* Start Material for this task *

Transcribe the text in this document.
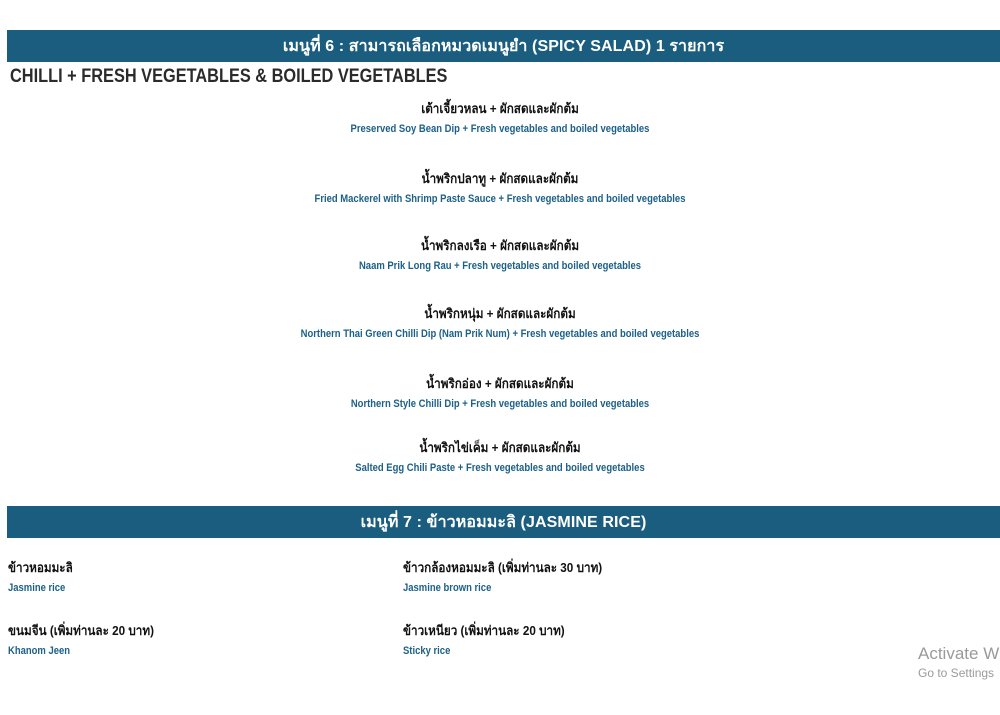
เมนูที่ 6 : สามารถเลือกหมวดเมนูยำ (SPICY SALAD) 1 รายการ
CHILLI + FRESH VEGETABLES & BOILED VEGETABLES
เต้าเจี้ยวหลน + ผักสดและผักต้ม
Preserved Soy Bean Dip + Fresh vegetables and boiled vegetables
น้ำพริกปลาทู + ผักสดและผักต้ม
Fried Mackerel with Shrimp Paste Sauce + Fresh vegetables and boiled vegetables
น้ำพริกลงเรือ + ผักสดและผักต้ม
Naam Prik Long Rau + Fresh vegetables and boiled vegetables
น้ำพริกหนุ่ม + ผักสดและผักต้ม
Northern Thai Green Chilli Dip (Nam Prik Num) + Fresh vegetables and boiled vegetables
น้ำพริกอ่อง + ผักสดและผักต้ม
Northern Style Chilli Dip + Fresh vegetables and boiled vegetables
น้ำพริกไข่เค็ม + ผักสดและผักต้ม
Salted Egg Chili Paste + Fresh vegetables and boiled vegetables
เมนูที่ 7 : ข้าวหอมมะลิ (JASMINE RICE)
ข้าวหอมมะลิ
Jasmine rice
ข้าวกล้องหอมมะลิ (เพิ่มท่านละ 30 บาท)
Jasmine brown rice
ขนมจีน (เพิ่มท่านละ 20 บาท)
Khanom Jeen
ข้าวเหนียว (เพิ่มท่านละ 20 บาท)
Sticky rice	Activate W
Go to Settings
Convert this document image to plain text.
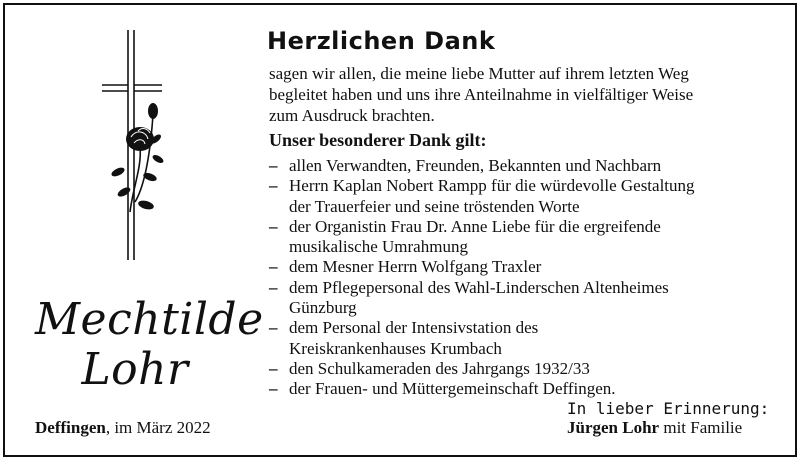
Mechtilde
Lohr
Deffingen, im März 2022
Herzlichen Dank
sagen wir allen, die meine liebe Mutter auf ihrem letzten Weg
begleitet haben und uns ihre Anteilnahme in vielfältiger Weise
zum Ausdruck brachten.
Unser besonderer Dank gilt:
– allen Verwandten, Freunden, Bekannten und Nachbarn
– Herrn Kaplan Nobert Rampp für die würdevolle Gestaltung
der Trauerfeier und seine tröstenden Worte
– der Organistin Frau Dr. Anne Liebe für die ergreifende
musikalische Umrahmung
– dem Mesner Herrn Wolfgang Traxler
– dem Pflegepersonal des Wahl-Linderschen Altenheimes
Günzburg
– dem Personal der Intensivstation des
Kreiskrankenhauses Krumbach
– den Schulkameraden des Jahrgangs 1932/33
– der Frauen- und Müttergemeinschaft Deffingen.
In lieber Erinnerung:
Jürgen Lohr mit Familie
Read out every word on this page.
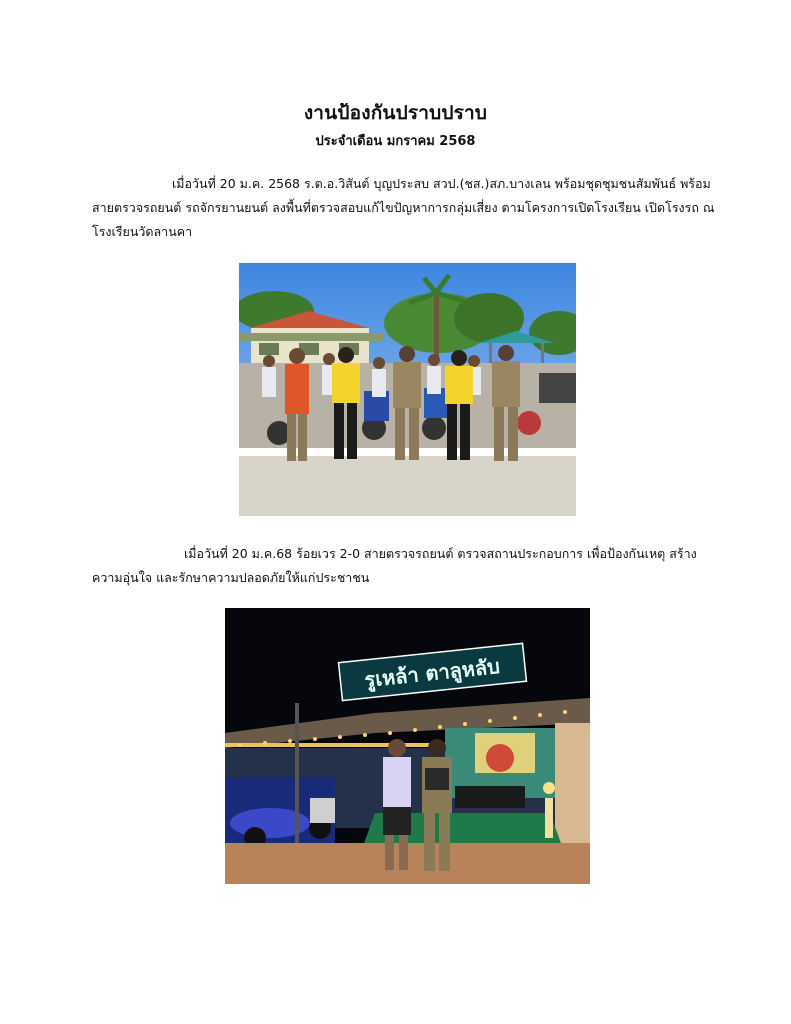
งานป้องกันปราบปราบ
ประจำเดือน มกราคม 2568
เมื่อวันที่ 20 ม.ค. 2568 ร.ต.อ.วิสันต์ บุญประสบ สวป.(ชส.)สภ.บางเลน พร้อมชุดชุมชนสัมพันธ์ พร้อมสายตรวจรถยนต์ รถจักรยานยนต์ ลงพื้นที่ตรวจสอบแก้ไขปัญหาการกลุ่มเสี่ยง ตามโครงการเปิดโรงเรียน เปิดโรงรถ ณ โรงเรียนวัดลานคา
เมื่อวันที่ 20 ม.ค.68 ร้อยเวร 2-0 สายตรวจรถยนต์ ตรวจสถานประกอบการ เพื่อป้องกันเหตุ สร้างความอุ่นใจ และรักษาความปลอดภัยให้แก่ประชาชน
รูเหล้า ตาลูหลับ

* End Material for this task *
* Start Material for this task *

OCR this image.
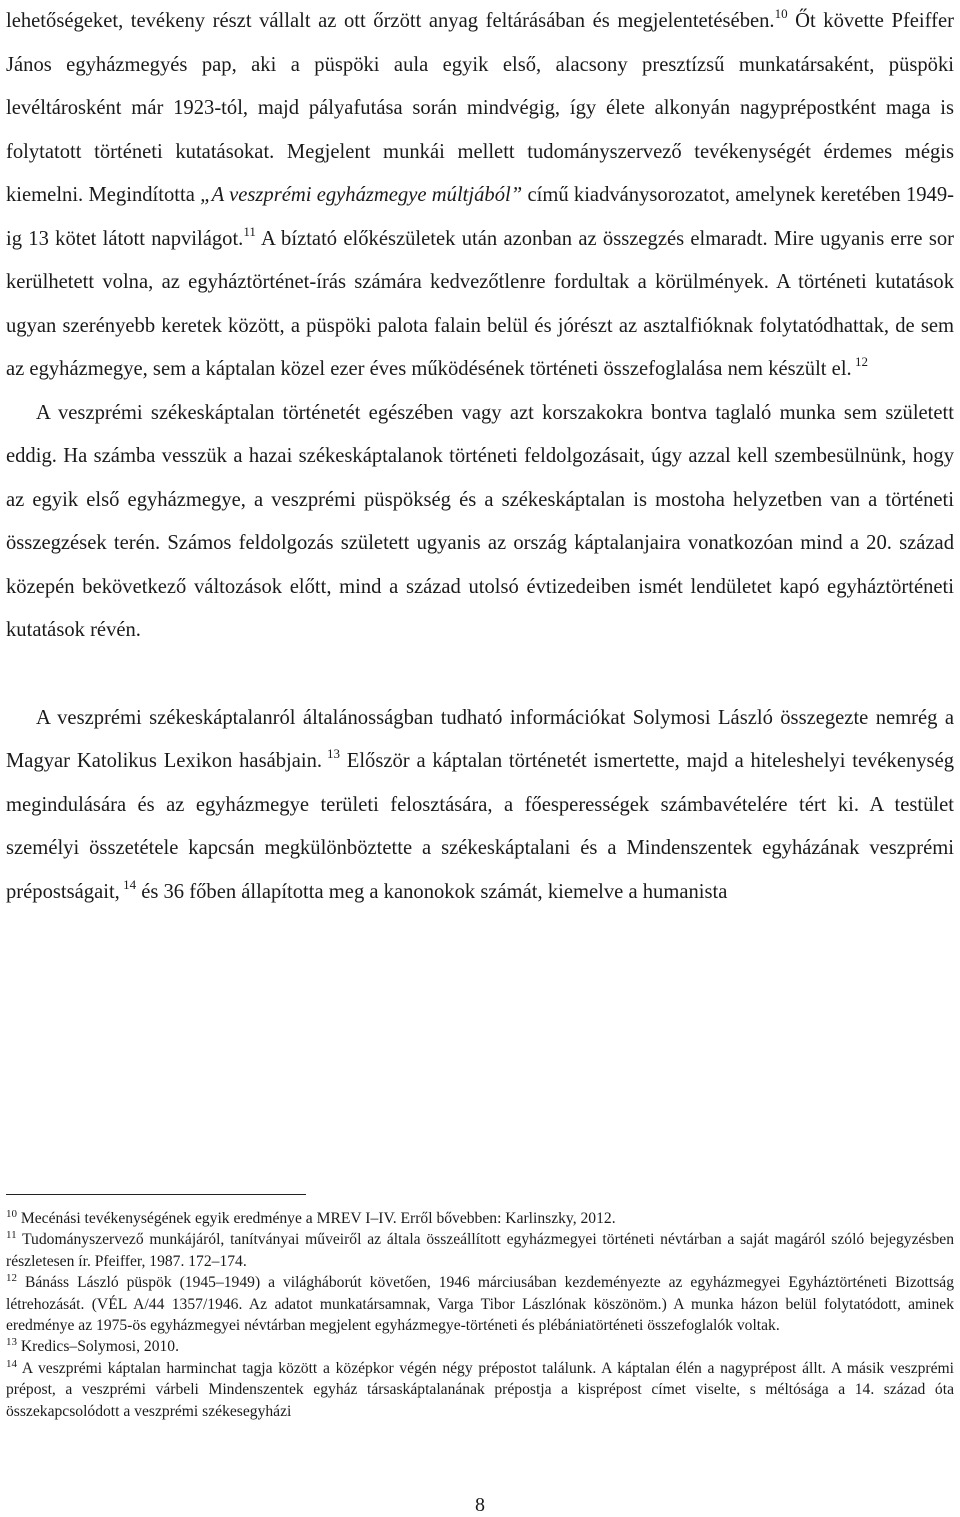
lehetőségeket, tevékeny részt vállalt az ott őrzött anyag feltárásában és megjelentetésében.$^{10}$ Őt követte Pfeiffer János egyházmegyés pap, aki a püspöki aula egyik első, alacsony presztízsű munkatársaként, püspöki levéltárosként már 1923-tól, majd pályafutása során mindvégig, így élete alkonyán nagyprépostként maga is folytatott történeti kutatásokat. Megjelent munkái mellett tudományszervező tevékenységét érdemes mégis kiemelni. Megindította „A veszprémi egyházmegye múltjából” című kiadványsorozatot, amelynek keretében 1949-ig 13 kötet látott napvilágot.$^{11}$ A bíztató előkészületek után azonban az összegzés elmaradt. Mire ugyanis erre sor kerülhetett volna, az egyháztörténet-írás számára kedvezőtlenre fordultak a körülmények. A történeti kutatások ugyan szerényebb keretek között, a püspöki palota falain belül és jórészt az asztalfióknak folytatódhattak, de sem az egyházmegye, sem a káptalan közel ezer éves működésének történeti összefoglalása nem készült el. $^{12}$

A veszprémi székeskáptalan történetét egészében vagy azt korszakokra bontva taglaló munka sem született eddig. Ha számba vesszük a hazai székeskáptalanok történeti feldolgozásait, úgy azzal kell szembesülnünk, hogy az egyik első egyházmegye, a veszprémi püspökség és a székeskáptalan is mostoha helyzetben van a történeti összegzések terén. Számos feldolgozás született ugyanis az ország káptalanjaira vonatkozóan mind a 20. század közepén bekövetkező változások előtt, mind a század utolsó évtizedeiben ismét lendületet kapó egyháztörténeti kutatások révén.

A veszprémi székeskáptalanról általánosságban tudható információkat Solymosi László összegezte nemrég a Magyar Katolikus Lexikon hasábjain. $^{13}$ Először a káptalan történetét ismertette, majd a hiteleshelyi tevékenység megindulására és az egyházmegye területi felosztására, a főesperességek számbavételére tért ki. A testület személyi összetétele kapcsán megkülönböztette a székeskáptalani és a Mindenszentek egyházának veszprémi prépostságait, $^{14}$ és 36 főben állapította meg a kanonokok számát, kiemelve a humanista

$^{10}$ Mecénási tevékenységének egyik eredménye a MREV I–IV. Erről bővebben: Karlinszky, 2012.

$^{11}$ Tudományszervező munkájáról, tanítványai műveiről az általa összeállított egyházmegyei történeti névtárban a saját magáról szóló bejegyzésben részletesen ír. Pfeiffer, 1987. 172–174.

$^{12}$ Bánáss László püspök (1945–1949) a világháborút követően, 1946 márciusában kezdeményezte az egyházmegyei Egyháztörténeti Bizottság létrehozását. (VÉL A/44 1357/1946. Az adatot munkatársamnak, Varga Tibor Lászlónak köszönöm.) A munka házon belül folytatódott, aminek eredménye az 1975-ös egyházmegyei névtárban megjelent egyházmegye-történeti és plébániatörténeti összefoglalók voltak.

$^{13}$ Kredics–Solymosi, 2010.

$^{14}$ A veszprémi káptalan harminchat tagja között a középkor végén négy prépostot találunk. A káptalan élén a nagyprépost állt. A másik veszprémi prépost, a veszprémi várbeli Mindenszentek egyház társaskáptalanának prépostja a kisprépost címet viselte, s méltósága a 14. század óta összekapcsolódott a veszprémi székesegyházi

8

* End Material for this task *

## Problem statement
Which lines hold the word "Paste"? Show each one.

## Response below
Fried Mackerel with Shrimp Paste Sauce + Fresh vegetables and boiled vegetables
Salted Egg Chili Paste + Fresh vegetables and boiled vegetables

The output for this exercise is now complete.